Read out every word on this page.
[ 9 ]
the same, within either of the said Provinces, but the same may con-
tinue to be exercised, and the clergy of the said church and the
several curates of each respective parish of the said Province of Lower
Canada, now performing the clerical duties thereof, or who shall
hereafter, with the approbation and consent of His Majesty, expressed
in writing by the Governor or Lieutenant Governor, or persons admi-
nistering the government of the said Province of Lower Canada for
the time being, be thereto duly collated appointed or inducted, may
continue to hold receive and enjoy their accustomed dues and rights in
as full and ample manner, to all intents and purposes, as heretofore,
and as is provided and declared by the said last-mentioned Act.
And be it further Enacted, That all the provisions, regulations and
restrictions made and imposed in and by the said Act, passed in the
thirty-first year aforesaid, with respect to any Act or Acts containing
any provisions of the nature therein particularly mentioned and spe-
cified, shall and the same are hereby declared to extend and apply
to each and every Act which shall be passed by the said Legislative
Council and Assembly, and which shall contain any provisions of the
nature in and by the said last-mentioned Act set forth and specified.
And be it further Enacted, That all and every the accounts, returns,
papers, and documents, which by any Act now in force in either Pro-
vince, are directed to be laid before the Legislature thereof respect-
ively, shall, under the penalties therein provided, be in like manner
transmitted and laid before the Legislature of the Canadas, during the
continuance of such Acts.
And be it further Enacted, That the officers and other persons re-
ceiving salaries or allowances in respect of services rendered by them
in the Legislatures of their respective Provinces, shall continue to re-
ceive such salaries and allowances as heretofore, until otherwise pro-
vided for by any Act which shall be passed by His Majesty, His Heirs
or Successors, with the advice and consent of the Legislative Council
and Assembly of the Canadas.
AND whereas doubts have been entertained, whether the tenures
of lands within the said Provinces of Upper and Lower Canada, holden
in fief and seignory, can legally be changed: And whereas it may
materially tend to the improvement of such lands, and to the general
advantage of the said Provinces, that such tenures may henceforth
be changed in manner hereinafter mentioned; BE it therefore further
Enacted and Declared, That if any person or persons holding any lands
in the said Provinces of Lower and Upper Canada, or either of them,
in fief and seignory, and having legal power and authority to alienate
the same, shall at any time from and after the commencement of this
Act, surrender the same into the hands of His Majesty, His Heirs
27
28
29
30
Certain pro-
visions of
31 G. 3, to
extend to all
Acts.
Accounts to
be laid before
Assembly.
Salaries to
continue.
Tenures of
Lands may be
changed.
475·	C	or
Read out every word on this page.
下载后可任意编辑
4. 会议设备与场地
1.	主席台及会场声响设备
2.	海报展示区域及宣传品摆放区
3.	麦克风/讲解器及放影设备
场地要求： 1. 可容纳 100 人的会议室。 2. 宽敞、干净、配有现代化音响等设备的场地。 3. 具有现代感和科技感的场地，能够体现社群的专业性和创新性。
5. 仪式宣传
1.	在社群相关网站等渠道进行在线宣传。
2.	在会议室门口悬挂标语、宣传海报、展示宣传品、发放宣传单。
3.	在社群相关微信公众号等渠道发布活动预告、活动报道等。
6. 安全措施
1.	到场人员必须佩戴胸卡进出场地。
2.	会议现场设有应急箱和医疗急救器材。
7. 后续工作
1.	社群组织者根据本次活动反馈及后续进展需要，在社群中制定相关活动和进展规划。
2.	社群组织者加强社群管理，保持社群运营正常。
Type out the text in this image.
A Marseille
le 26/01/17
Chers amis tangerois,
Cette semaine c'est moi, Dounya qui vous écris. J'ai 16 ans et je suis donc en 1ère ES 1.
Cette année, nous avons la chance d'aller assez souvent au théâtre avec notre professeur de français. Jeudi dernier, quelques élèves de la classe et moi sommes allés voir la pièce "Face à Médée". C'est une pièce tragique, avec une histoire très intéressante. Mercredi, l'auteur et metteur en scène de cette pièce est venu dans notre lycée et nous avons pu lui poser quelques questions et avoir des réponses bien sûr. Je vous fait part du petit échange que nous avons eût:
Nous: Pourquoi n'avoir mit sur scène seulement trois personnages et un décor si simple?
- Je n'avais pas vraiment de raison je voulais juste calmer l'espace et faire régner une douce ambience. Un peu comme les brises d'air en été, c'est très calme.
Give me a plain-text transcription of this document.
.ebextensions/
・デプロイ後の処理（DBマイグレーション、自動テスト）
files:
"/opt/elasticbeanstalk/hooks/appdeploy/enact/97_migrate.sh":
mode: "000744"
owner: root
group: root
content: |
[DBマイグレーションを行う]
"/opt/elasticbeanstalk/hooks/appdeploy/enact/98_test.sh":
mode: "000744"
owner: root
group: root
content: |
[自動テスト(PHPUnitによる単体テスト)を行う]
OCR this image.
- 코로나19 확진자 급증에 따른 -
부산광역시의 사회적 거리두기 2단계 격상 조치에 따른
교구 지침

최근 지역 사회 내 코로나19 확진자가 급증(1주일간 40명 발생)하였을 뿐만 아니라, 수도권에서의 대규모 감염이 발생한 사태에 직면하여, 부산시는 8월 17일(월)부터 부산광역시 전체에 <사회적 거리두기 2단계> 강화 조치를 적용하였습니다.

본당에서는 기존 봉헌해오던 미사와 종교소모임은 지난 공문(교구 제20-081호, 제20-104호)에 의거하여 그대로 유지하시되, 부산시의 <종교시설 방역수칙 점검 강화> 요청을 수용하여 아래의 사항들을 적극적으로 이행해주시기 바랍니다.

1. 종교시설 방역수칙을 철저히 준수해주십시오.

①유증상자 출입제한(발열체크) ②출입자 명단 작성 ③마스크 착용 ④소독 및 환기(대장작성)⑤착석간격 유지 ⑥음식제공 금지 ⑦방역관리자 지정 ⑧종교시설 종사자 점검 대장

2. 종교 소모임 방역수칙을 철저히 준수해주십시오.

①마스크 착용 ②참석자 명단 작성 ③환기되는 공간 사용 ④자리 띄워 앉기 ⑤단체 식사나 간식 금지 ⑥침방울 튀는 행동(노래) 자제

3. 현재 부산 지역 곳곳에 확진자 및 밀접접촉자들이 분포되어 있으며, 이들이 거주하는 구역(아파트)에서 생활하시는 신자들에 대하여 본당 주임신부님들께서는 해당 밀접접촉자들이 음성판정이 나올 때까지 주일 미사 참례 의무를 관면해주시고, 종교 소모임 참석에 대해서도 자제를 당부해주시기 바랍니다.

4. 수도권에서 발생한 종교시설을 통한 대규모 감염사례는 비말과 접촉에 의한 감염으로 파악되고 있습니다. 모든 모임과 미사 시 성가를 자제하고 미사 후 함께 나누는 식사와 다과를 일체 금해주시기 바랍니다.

----------

#### [EXERCISE DIRECTIONS]
Set down, exactly and in full, the lines from the one containing "OCR this image." through the end of the entries; no other line belongs.

#### [THE ANSWER]
OCR this image.
- 코로나19 확진자 급증에 따른 -
부산광역시의 사회적 거리두기 2단계 격상 조치에 따른
교구 지침

최근 지역 사회 내 코로나19 확진자가 급증(1주일간 40명 발생)하였을 뿐만 아니라, 수도권에서의 대규모 감염이 발생한 사태에 직면하여, 부산시는 8월 17일(월)부터 부산광역시 전체에 <사회적 거리두기 2단계> 강화 조치를 적용하였습니다.

본당에서는 기존 봉헌해오던 미사와 종교소모임은 지난 공문(교구 제20-081호, 제20-104호)에 의거하여 그대로 유지하시되, 부산시의 <종교시설 방역수칙 점검 강화> 요청을 수용하여 아래의 사항들을 적극적으로 이행해주시기 바랍니다.

1. 종교시설 방역수칙을 철저히 준수해주십시오.

①유증상자 출입제한(발열체크) ②출입자 명단 작성 ③마스크 착용 ④소독 및 환기(대장작성)⑤착석간격 유지 ⑥음식제공 금지 ⑦방역관리자 지정 ⑧종교시설 종사자 점검 대장

2. 종교 소모임 방역수칙을 철저히 준수해주십시오.

①마스크 착용 ②참석자 명단 작성 ③환기되는 공간 사용 ④자리 띄워 앉기 ⑤단체 식사나 간식 금지 ⑥침방울 튀는 행동(노래) 자제

3. 현재 부산 지역 곳곳에 확진자 및 밀접접촉자들이 분포되어 있으며, 이들이 거주하는 구역(아파트)에서 생활하시는 신자들에 대하여 본당 주임신부님들께서는 해당 밀접접촉자들이 음성판정이 나올 때까지 주일 미사 참례 의무를 관면해주시고, 종교 소모임 참석에 대해서도 자제를 당부해주시기 바랍니다.

4. 수도권에서 발생한 종교시설을 통한 대규모 감염사례는 비말과 접촉에 의한 감염으로 파악되고 있습니다. 모든 모임과 미사 시 성가를 자제하고 미사 후 함께 나누는 식사와 다과를 일체 금해주시기 바랍니다.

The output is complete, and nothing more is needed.